— BEGIN DATA EXCERPTS —

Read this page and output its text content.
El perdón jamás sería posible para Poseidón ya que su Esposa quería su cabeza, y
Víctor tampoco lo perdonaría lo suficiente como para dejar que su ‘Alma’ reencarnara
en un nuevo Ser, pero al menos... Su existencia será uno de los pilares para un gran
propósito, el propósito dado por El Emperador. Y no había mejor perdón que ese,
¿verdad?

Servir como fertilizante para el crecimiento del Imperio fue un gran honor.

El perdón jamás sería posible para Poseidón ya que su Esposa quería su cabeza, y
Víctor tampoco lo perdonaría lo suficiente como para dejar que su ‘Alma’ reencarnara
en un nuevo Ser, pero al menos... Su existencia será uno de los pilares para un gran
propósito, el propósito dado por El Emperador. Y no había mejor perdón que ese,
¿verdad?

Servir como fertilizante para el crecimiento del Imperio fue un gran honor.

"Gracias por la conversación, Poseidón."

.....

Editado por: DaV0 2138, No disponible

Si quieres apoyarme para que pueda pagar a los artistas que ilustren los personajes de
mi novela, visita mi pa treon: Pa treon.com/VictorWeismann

— END DATA EXCERPTS —

# GIVEN TASK:
Emit the records above again, exactly, with no line skipped.

# RESPONSE TO THIS EXERCISE:
Read this page and output its text content.
El perdón jamás sería posible para Poseidón ya que su Esposa quería su cabeza, y
Víctor tampoco lo perdonaría lo suficiente como para dejar que su ‘Alma’ reencarnara
en un nuevo Ser, pero al menos... Su existencia será uno de los pilares para un gran
propósito, el propósito dado por El Emperador. Y no había mejor perdón que ese,
¿verdad?

Servir como fertilizante para el crecimiento del Imperio fue un gran honor.

El perdón jamás sería posible para Poseidón ya que su Esposa quería su cabeza, y
Víctor tampoco lo perdonaría lo suficiente como para dejar que su ‘Alma’ reencarnara
en un nuevo Ser, pero al menos... Su existencia será uno de los pilares para un gran
propósito, el propósito dado por El Emperador. Y no había mejor perdón que ese,
¿verdad?

Servir como fertilizante para el crecimiento del Imperio fue un gran honor.

"Gracias por la conversación, Poseidón."

.....

Editado por: DaV0 2138, No disponible

Si quieres apoyarme para que pueda pagar a los artistas que ilustren los personajes de
mi novela, visita mi pa treon: Pa treon.com/VictorWeismann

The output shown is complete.